PROBLEM STATEMENT ▸
Return each line of the listing that contains the string "ffffff".
BEGIN PROVIDED INFORMATION
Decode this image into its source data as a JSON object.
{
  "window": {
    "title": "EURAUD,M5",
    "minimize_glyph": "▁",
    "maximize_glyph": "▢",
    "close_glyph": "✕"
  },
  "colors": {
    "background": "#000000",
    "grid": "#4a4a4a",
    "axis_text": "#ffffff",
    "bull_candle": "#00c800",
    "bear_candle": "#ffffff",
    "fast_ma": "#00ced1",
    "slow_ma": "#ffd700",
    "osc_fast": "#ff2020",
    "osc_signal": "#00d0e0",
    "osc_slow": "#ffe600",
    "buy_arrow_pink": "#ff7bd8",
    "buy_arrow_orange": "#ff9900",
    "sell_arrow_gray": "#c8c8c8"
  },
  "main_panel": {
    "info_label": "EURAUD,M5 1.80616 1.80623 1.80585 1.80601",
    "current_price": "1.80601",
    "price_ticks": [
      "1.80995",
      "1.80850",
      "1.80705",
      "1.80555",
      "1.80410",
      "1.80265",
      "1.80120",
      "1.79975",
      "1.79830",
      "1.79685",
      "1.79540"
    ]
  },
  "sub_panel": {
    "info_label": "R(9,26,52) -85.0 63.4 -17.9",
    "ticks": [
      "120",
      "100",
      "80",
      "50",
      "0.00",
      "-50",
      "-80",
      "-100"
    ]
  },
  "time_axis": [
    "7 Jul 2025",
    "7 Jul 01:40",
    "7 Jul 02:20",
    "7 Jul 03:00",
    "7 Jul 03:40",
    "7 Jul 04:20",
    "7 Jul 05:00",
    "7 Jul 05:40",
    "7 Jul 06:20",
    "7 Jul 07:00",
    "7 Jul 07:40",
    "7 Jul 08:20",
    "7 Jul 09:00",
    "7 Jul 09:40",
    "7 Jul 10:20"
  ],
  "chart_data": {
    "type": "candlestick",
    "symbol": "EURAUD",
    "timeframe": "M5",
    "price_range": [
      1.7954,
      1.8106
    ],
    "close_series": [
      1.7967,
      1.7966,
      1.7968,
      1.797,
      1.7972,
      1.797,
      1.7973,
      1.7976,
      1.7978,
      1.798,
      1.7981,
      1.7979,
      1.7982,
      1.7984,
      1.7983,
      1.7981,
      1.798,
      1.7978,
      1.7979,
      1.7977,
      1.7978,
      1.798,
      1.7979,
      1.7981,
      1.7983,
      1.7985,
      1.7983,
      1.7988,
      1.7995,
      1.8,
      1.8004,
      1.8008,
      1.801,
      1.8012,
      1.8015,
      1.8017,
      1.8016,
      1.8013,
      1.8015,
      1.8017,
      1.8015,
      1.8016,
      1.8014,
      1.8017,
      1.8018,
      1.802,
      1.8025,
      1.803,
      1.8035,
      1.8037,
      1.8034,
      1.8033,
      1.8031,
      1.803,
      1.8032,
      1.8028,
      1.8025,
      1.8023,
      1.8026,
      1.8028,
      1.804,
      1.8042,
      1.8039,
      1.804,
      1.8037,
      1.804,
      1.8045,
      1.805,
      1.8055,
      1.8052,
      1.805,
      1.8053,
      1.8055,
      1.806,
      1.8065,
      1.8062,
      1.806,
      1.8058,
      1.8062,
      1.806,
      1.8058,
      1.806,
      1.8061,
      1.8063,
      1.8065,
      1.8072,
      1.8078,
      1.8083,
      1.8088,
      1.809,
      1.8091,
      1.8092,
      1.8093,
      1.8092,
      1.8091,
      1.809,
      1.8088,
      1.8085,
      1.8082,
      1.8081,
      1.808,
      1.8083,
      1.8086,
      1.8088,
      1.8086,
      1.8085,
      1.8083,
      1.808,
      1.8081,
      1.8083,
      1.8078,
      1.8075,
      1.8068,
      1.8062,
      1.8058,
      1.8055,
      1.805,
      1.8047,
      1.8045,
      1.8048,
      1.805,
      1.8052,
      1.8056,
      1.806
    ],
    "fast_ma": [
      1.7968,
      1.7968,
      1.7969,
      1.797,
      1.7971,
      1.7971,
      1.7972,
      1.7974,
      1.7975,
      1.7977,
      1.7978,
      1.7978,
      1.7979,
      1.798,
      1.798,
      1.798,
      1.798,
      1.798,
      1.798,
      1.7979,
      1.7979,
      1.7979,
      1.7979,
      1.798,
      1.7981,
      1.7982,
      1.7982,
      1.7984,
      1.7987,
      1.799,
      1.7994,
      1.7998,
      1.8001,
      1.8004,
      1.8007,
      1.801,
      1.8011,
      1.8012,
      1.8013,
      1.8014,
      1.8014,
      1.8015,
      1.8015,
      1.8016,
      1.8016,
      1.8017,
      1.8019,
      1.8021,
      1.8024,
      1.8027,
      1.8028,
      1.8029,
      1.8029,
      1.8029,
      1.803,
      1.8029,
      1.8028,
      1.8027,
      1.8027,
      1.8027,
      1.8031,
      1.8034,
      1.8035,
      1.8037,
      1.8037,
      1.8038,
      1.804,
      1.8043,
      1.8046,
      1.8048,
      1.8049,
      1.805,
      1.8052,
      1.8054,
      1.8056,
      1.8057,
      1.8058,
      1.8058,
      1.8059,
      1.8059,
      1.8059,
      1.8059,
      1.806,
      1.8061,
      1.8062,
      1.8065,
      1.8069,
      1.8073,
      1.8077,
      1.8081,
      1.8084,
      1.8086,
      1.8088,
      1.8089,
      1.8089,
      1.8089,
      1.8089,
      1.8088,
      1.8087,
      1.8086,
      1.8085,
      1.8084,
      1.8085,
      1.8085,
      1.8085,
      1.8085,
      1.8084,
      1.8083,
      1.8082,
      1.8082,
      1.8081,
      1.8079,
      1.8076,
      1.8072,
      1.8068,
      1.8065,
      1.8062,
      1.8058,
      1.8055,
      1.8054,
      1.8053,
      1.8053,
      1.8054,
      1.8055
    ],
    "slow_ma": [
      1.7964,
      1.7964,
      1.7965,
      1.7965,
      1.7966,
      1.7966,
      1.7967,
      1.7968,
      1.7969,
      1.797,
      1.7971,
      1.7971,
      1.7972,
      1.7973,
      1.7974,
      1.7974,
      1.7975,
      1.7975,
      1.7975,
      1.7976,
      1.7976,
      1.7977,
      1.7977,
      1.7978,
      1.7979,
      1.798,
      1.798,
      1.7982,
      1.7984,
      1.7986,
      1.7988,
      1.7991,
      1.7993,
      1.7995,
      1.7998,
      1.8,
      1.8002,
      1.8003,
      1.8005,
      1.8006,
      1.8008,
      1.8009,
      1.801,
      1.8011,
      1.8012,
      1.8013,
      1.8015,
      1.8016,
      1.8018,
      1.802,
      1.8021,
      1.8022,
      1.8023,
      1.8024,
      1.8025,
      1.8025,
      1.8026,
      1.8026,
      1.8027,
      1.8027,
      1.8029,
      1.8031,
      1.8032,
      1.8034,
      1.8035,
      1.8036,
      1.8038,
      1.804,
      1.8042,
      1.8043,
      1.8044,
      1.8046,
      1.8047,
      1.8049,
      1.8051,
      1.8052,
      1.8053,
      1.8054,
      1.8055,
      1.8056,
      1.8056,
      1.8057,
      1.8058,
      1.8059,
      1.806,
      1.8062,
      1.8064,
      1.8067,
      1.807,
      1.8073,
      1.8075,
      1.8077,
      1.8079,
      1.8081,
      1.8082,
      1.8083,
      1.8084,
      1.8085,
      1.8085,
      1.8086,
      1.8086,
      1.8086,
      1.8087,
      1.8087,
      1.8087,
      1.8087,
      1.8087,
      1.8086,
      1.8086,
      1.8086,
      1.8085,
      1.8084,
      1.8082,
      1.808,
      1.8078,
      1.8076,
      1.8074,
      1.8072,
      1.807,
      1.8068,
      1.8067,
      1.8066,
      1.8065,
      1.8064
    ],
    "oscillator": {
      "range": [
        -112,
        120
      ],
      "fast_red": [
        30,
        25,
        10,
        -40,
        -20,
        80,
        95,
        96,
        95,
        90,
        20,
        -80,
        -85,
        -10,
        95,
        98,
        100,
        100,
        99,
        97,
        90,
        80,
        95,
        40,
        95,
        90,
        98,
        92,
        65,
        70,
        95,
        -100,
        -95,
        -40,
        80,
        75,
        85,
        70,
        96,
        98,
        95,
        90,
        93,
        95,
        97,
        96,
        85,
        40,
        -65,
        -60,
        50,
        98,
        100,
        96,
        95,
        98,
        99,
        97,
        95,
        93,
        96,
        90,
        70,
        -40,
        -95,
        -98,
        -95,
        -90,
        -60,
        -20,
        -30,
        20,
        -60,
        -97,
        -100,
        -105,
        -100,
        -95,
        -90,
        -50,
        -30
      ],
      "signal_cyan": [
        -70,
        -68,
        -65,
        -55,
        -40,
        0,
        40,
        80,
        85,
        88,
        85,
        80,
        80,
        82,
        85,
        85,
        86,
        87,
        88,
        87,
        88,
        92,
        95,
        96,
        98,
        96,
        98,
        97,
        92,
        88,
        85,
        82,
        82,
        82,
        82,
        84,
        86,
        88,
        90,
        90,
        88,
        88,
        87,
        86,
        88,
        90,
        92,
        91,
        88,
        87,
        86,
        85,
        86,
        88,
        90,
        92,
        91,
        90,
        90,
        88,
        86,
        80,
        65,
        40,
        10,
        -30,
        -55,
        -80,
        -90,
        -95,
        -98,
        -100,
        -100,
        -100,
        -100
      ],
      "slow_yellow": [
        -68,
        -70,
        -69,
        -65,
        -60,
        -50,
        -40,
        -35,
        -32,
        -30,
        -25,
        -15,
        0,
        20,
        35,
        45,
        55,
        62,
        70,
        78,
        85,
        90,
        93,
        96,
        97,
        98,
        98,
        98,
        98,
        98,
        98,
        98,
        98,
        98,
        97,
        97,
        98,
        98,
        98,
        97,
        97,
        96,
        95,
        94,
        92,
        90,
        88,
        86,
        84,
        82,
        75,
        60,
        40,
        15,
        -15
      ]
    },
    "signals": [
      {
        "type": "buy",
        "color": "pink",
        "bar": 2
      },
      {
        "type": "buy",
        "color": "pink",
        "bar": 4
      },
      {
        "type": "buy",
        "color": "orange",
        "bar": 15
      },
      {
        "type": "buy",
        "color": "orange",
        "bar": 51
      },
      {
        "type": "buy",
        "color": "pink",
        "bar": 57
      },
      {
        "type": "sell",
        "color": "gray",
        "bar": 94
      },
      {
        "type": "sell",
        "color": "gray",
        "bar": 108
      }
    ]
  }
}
END PROVIDED INFORMATION
EXERCISE SOLUTION ▸
    "axis_text": "#ffffff",
    "bear_candle": "#ffffff",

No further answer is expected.